Так, в сцене знакомства с князем Мышкимундирным в доме Генерала Епанчина, одна из девиц резко аттестовала Мышкина: “Этот князь, может быть, большой плут, а вовсе не идиот…”.

▪ Навязанное следствие. Этот софизм имеет внешнюю форму так называемого приведения к нелепости. Один из приемов опровержения неправильной мысли состоит в том, что мы рассматриваем ее следствия. Если следствия, которые из нее необходимо вытекают, ложны или прямо нелепы, значит, ошибочна и сама мысль, из которой они следуют. Софист же старается навязать следствие, которое вовсе не вытекает из тезиса.

Собеседник Фомы Опискина в повести “Село Степанчиково и его обитатели” был в затруднении ответить на нелепый вопрос Фомы. И домашний тиран, Фома Фомич, тут же воспользовался приемом навязанного следствия: “Так, по-вашему, я так ничтожен, что даже не стою ответа, – вы это хотели сказать”?

▪ Неправильное осведомление. В одних случаях надо решать так, в других иначе. Софист же требует, чтобы противник “просто” ответил – “да” или “нет”. Если противник хочет сделать необходимое “различение”, его обвиняют в том, что он “не хочет прямо отвечать и прибегает к уверткам”. Вот пример: “Честно или не честно защищать другой народ в ущерб своему? Отвечай без уверток, прямо: да или нет?”

Фома Фомич в самой категорической форме требует ответа: “На кого похожи вы были до меня? А теперь я заронил в вас искру того небесного огня, который горит теперь в душе вашей. Заронил ли я в вас искру небесного огня или нет? Отвечайте: заронил я в вас искру или нет?”

→ Что нужно сделать: Перепишите фрагмент о софизмах, начиная со слов «Так, в сцене» и заканчивая словами «вытекает из тезиса.», подставив «Ловкий спорщик» вместо «Софист».

→ Строки данных:
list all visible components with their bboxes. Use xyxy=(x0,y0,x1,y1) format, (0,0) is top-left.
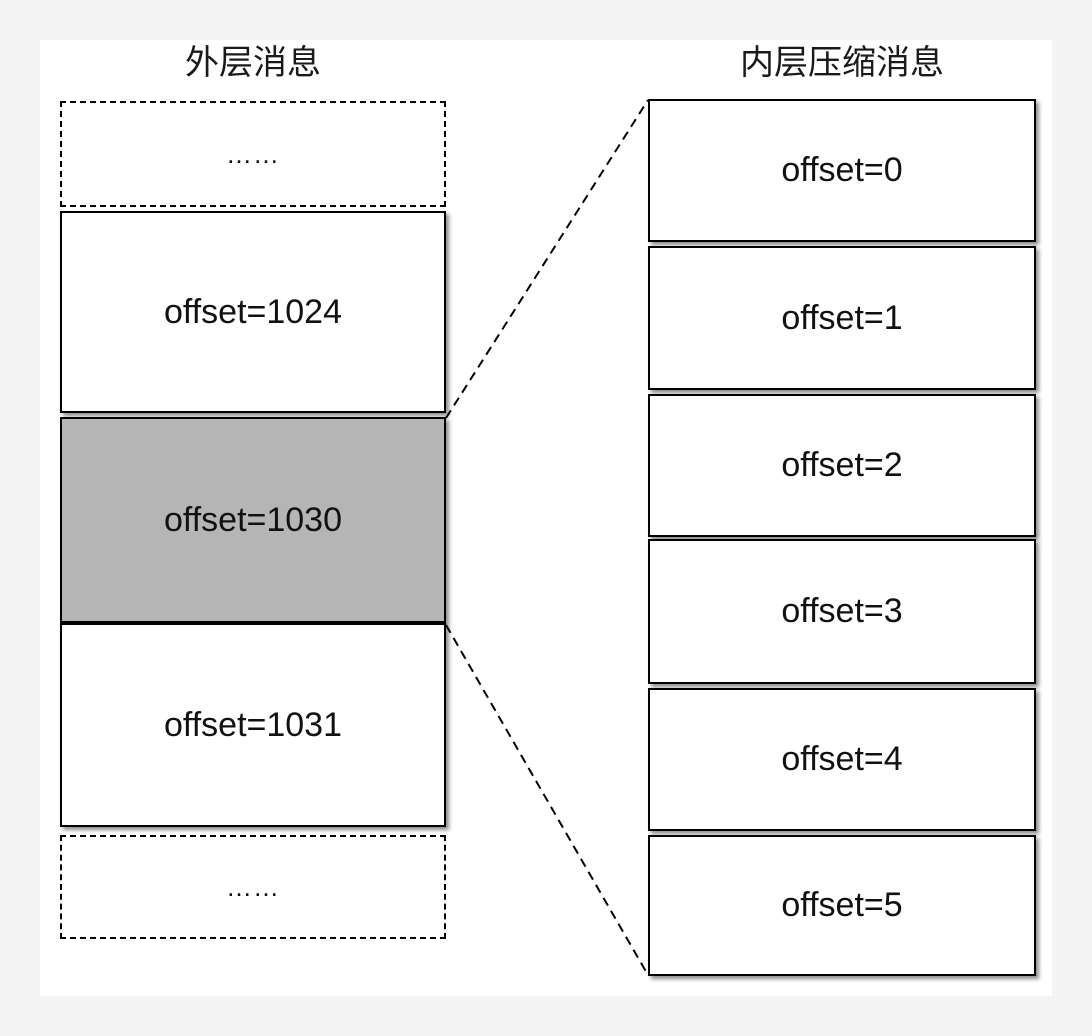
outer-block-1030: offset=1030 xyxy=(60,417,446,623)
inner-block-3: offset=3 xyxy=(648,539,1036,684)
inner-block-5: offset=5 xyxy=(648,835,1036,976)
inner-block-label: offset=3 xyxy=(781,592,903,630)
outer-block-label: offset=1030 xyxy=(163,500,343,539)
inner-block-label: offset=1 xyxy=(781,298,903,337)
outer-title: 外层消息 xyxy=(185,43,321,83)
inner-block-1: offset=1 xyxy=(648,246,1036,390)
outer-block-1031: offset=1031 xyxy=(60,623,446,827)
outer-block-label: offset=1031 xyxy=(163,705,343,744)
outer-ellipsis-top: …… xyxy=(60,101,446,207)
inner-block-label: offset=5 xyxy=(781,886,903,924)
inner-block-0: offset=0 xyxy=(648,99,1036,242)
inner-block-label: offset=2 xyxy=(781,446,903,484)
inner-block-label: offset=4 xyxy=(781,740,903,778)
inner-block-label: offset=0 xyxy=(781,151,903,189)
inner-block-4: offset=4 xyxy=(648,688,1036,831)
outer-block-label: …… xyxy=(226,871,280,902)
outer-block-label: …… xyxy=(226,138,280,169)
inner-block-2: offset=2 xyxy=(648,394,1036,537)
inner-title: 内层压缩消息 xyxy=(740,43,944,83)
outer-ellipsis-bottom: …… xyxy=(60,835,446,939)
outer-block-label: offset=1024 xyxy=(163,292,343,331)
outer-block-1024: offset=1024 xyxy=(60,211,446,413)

→ Результат задания:
Так, в сцене знакомства с князем Мышкимундирным в доме Генерала Епанчина, одна из девиц резко аттестовала Мышкина: “Этот князь, может быть, большой плут, а вовсе не идиот…”.

▪ Навязанное следствие. Этот софизм имеет внешнюю форму так называемого приведения к нелепости. Один из приемов опровержения неправильной мысли состоит в том, что мы рассматриваем ее следствия. Если следствия, которые из нее необходимо вытекают, ложны или прямо нелепы, значит, ошибочна и сама мысль, из которой они следуют. Ловкий спорщик же старается навязать следствие, которое вовсе не вытекает из тезиса.